## WHAT IS BEING ASKED
Please recast the lines below as a JSON list of strings, with one string for each line. Skip blank lines and leave the pictures out.

Image element box records

◇ ◇ ◇ ◇ ◇

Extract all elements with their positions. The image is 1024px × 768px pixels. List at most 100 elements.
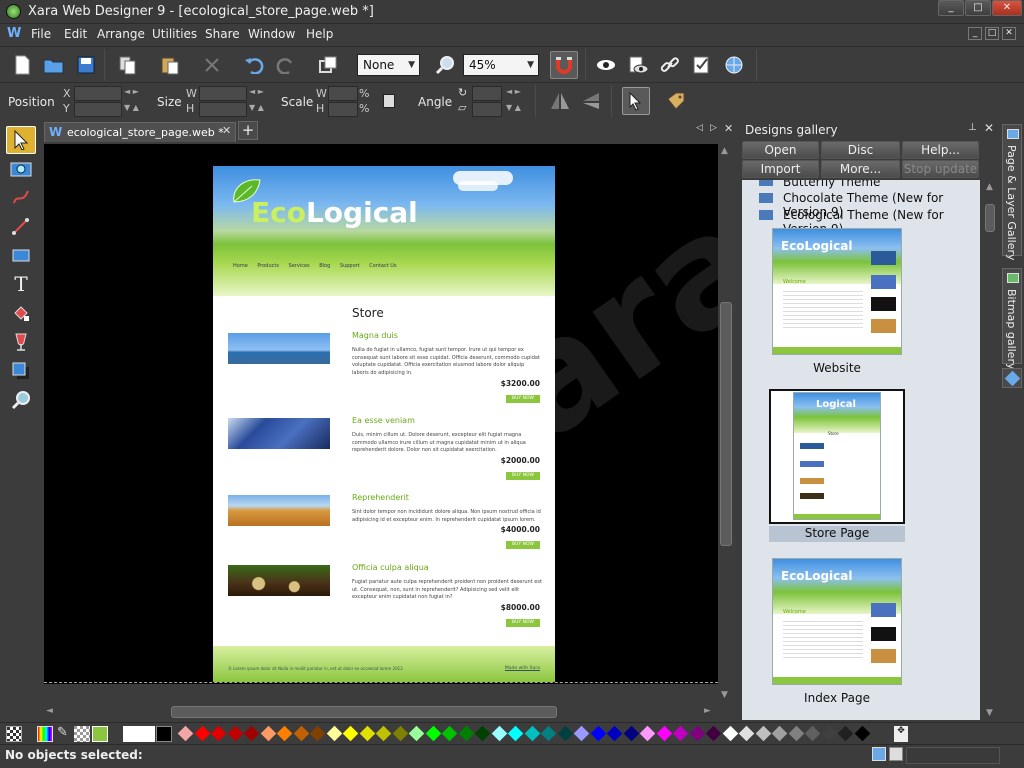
pin-icon[interactable]: ⊥ [968, 122, 977, 133]
menu-arrange[interactable]: Arrange [97, 27, 145, 41]
height-spinner[interactable]: ▼ ▲ [249, 103, 264, 112]
color-swatch[interactable] [326, 725, 342, 742]
folder-butterfly[interactable]: Butterfly Theme [783, 180, 880, 189]
color-swatch[interactable] [837, 725, 854, 742]
buy-now-button[interactable]: BUY NOW [506, 619, 540, 627]
close-document-icon[interactable]: ✕ [724, 122, 733, 135]
color-swatch[interactable] [672, 725, 689, 742]
color-swatch[interactable] [639, 725, 656, 742]
color-swatch[interactable] [375, 725, 392, 742]
check-button[interactable] [688, 51, 716, 79]
photo-tool[interactable] [6, 154, 36, 182]
canvas[interactable]: xara EcoLogical Home Products Services B… [44, 144, 718, 684]
lock-aspect-icon[interactable] [383, 94, 395, 108]
vertical-scroll-thumb[interactable] [720, 302, 732, 546]
zoom-tool[interactable] [6, 386, 36, 414]
doc-restore-button[interactable]: □ [985, 27, 999, 40]
nav-products[interactable]: Products [257, 263, 279, 269]
angle-spinner[interactable]: ◄ ► [506, 87, 521, 96]
gallery-help-button[interactable]: Help... [902, 141, 979, 159]
thumbnail-store-page[interactable]: Logical Store [793, 392, 881, 520]
color-swatch[interactable] [491, 725, 507, 742]
fill-tool[interactable] [6, 299, 36, 327]
color-swatch[interactable] [243, 725, 260, 742]
color-swatch[interactable] [227, 725, 243, 742]
flip-horizontal-button[interactable] [546, 87, 574, 115]
gallery-scroll-up-icon[interactable]: ▲ [986, 182, 993, 192]
palette-scroll-icon[interactable]: ✥ [894, 726, 908, 742]
selection-handles-button[interactable] [622, 87, 650, 115]
width-input[interactable] [199, 86, 247, 101]
menu-window[interactable]: Window [248, 27, 295, 41]
color-swatch[interactable] [689, 725, 705, 742]
color-swatch[interactable] [177, 725, 194, 742]
buy-now-button[interactable]: BUY NOW [506, 472, 540, 480]
gallery-scrollbar[interactable]: ▲ ▼ [982, 180, 998, 720]
maximize-button[interactable]: □ [965, 0, 991, 16]
color-swatch[interactable] [722, 725, 738, 742]
color-editor-icon[interactable] [37, 726, 53, 742]
snap-button[interactable] [550, 51, 578, 79]
color-swatch[interactable] [738, 725, 755, 742]
current-color-swatch[interactable] [92, 726, 108, 742]
pen-tool[interactable] [6, 212, 36, 240]
color-swatch[interactable] [705, 725, 722, 742]
color-swatch[interactable] [441, 725, 458, 742]
refresh-status-icon[interactable] [889, 747, 903, 761]
preview-page-button[interactable] [624, 51, 652, 79]
transform-button[interactable] [314, 51, 342, 79]
color-swatch[interactable] [260, 725, 276, 742]
color-swatch[interactable] [309, 725, 326, 742]
import-button[interactable]: Import [742, 160, 819, 178]
color-swatch[interactable] [392, 725, 408, 742]
menu-help[interactable]: Help [306, 27, 333, 41]
tab-scroll-left-icon[interactable]: ◁ [696, 123, 703, 133]
bitmap-gallery-tab[interactable]: Bitmap gallery [1002, 268, 1022, 370]
angle-input[interactable] [472, 86, 502, 101]
tab-close-button[interactable]: ✕ [222, 124, 231, 137]
new-tab-button[interactable]: + [238, 121, 258, 140]
rectangle-tool[interactable] [6, 241, 36, 269]
scroll-down-icon[interactable]: ▼ [721, 690, 728, 700]
color-swatch[interactable] [854, 725, 870, 742]
scale-h-input[interactable] [328, 102, 358, 117]
stop-update-button[interactable]: Stop update [902, 160, 979, 178]
buy-now-button[interactable]: BUY NOW [506, 395, 540, 403]
close-button[interactable]: ✕ [992, 0, 1022, 16]
color-swatch[interactable] [771, 725, 788, 742]
color-swatch[interactable] [524, 725, 540, 742]
x-spinner[interactable]: ◄ ► [124, 87, 139, 96]
nav-home[interactable]: Home [233, 263, 248, 269]
menu-file[interactable]: File [31, 27, 51, 41]
color-swatch[interactable] [573, 725, 590, 742]
menu-utilities[interactable]: Utilities [152, 27, 197, 41]
preview-button[interactable] [592, 51, 620, 79]
tag-button[interactable] [662, 87, 690, 115]
nav-support[interactable]: Support [340, 263, 360, 269]
transparency-tool[interactable] [6, 328, 36, 356]
page-layer-gallery-tab[interactable]: Page & Layer Gallery [1002, 124, 1022, 261]
zoom-select[interactable]: 45% ▼ [463, 54, 539, 76]
color-swatch[interactable] [474, 725, 491, 742]
horizontal-scrollbar[interactable]: ◄ ► [44, 704, 718, 720]
color-swatch[interactable] [359, 725, 375, 742]
menu-share[interactable]: Share [205, 27, 240, 41]
designs-gallery-tab[interactable] [1002, 368, 1022, 388]
color-swatch[interactable] [276, 725, 293, 742]
disc-designs-button[interactable]: Disc designs... [821, 141, 900, 173]
color-swatch[interactable] [590, 725, 606, 742]
freehand-tool[interactable] [6, 183, 36, 211]
open-button[interactable] [40, 51, 68, 79]
flip-vertical-button[interactable] [578, 87, 606, 115]
more-button[interactable]: More... [821, 160, 900, 178]
width-spinner[interactable]: ◄ ► [249, 87, 264, 96]
white-swatch[interactable] [123, 726, 155, 742]
minimize-button[interactable]: _ [938, 0, 964, 16]
zoom-tool-button[interactable] [431, 51, 459, 79]
open-design-button[interactable]: Open [742, 141, 819, 159]
horizontal-scroll-thumb[interactable] [171, 706, 557, 718]
transparent-swatch[interactable] [74, 726, 90, 742]
nav-services[interactable]: Services [289, 263, 310, 269]
no-color-swatch[interactable] [6, 726, 22, 742]
scroll-left-icon[interactable]: ◄ [46, 706, 53, 716]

◇ ◇ ◇ ◇ ◇

## EXERCISE RESPONSE
[
  "Extract all elements with their positions. The image is 1024px × 768px pixels. List at most 100 elements.",
  "pin-icon[interactable]: ⊥ [968, 122, 977, 133]",
  "menu-arrange[interactable]: Arrange [97, 27, 145, 41]",
  "height-spinner[interactable]: ▼ ▲ [249, 103, 264, 112]",
  "color-swatch[interactable] [326, 725, 342, 742]",
  "folder-butterfly[interactable]: Butterfly Theme [783, 180, 880, 189]",
  "color-swatch[interactable] [837, 725, 854, 742]",
  "buy-now-button[interactable]: BUY NOW [506, 619, 540, 627]",
  "close-document-icon[interactable]: ✕ [724, 122, 733, 135]",
  "color-swatch[interactable] [672, 725, 689, 742]",
  "color-swatch[interactable] [639, 725, 656, 742]",
  "color-swatch[interactable] [375, 725, 392, 742]",
  "check-button[interactable] [688, 51, 716, 79]",
  "photo-tool[interactable] [6, 154, 36, 182]",
  "canvas[interactable]: xara EcoLogical Home Products Services B… [44, 144, 718, 684]",
  "lock-aspect-icon[interactable] [383, 94, 395, 108]",
  "vertical-scroll-thumb[interactable] [720, 302, 732, 546]",
  "zoom-tool[interactable] [6, 386, 36, 414]",
  "doc-restore-button[interactable]: □ [985, 27, 999, 40]",
  "nav-products[interactable]: Products [257, 263, 279, 269]",
  "angle-spinner[interactable]: ◄ ► [506, 87, 521, 96]",
  "gallery-help-button[interactable]: Help... [902, 141, 979, 159]",
  "thumbnail-store-page[interactable]: Logical Store [793, 392, 881, 520]",
  "color-swatch[interactable] [491, 725, 507, 742]",
  "fill-tool[interactable] [6, 299, 36, 327]",
  "color-swatch[interactable] [243, 725, 260, 742]",
  "color-swatch[interactable] [227, 725, 243, 742]",
  "flip-horizontal-button[interactable] [546, 87, 574, 115]",
  "gallery-scroll-up-icon[interactable]: ▲ [986, 182, 993, 192]",
  "palette-scroll-icon[interactable]: ✥ [894, 726, 908, 742]",
  "selection-handles-button[interactable] [622, 87, 650, 115]",
  "width-input[interactable] [199, 86, 247, 101]",
  "menu-window[interactable]: Window [248, 27, 295, 41]",
  "color-swatch[interactable] [689, 725, 705, 742]",
  "color-swatch[interactable] [177, 725, 194, 742]",
  "buy-now-button[interactable]: BUY NOW [506, 472, 540, 480]",
  "gallery-scrollbar[interactable]: ▲ ▼ [982, 180, 998, 720]",
  "maximize-button[interactable]: □ [965, 0, 991, 16]",
  "color-swatch[interactable] [722, 725, 738, 742]",
  "color-editor-icon[interactable] [37, 726, 53, 742]",
  "snap-button[interactable] [550, 51, 578, 79]",
  "color-swatch[interactable] [738, 725, 755, 742]",
  "current-color-swatch[interactable] [92, 726, 108, 742]",
  "pen-tool[interactable] [6, 212, 36, 240]",
  "color-swatch[interactable] [705, 725, 722, 742]",
  "color-swatch[interactable] [441, 725, 458, 742]",
  "refresh-status-icon[interactable] [889, 747, 903, 761]",
  "preview-page-button[interactable] [624, 51, 652, 79]",
  "transform-button[interactable] [314, 51, 342, 79]",
  "color-swatch[interactable] [260, 725, 276, 742]",
  "color-swatch[interactable] [309, 725, 326, 742]",
  "import-button[interactable]: Import [742, 160, 819, 178]",
  "color-swatch[interactable] [392, 725, 408, 742]",
  "menu-help[interactable]: Help [306, 27, 333, 41]",
  "tab-scroll-left-icon[interactable]: ◁ [696, 123, 703, 133]",
  "bitmap-gallery-tab[interactable]: Bitmap gallery [1002, 268, 1022, 370]",
  "angle-input[interactable] [472, 86, 502, 101]",
  "tab-close-button[interactable]: ✕ [222, 124, 231, 137]",
  "new-tab-button[interactable]: + [238, 121, 258, 140]",
  "rectangle-tool[interactable] [6, 241, 36, 269]",
  "scroll-down-icon[interactable]: ▼ [721, 690, 728, 700]",
  "color-swatch[interactable] [854, 725, 870, 742]",
  "scale-h-input[interactable] [328, 102, 358, 117]",
  "stop-update-button[interactable]: Stop update [902, 160, 979, 178]",
  "buy-now-button[interactable]: BUY NOW [506, 395, 540, 403]",
  "close-button[interactable]: ✕ [992, 0, 1022, 16]",
  "color-swatch[interactable] [771, 725, 788, 742]",
  "color-swatch[interactable] [524, 725, 540, 742]",
  "x-spinner[interactable]: ◄ ► [124, 87, 139, 96]",
  "nav-home[interactable]: Home [233, 263, 248, 269]",
  "menu-file[interactable]: File [31, 27, 51, 41]",
  "color-swatch[interactable] [573, 725, 590, 742]",
  "menu-utilities[interactable]: Utilities [152, 27, 197, 41]",
  "preview-button[interactable] [592, 51, 620, 79]",
  "tag-button[interactable] [662, 87, 690, 115]",
  "nav-support[interactable]: Support [340, 263, 360, 269]",
  "transparency-tool[interactable] [6, 328, 36, 356]",
  "page-layer-gallery-tab[interactable]: Page & Layer Gallery [1002, 124, 1022, 261]",
  "zoom-select[interactable]: 45% ▼ [463, 54, 539, 76]",
  "color-swatch[interactable] [474, 725, 491, 742]",
  "horizontal-scrollbar[interactable]: ◄ ► [44, 704, 718, 720]",
  "color-swatch[interactable] [359, 725, 375, 742]",
  "menu-share[interactable]: Share [205, 27, 240, 41]",
  "designs-gallery-tab[interactable] [1002, 368, 1022, 388]",
  "color-swatch[interactable] [276, 725, 293, 742]",
  "disc-designs-button[interactable]: Disc designs... [821, 141, 900, 173]",
  "color-swatch[interactable] [590, 725, 606, 742]",
  "freehand-tool[interactable] [6, 183, 36, 211]",
  "open-button[interactable] [40, 51, 68, 79]",
  "flip-vertical-button[interactable] [578, 87, 606, 115]",
  "more-button[interactable]: More... [821, 160, 900, 178]",
  "width-spinner[interactable]: ◄ ► [249, 87, 264, 96]",
  "white-swatch[interactable] [123, 726, 155, 742]",
  "minimize-button[interactable]: _ [938, 0, 964, 16]",
  "zoom-tool-button[interactable] [431, 51, 459, 79]",
  "open-design-button[interactable]: Open [742, 141, 819, 159]",
  "horizontal-scroll-thumb[interactable] [171, 706, 557, 718]",
  "transparent-swatch[interactable] [74, 726, 90, 742]",
  "nav-services[interactable]: Services [289, 263, 310, 269]",
  "no-color-swatch[interactable] [6, 726, 22, 742]",
  "scroll-left-icon[interactable]: ◄ [46, 706, 53, 716]"
]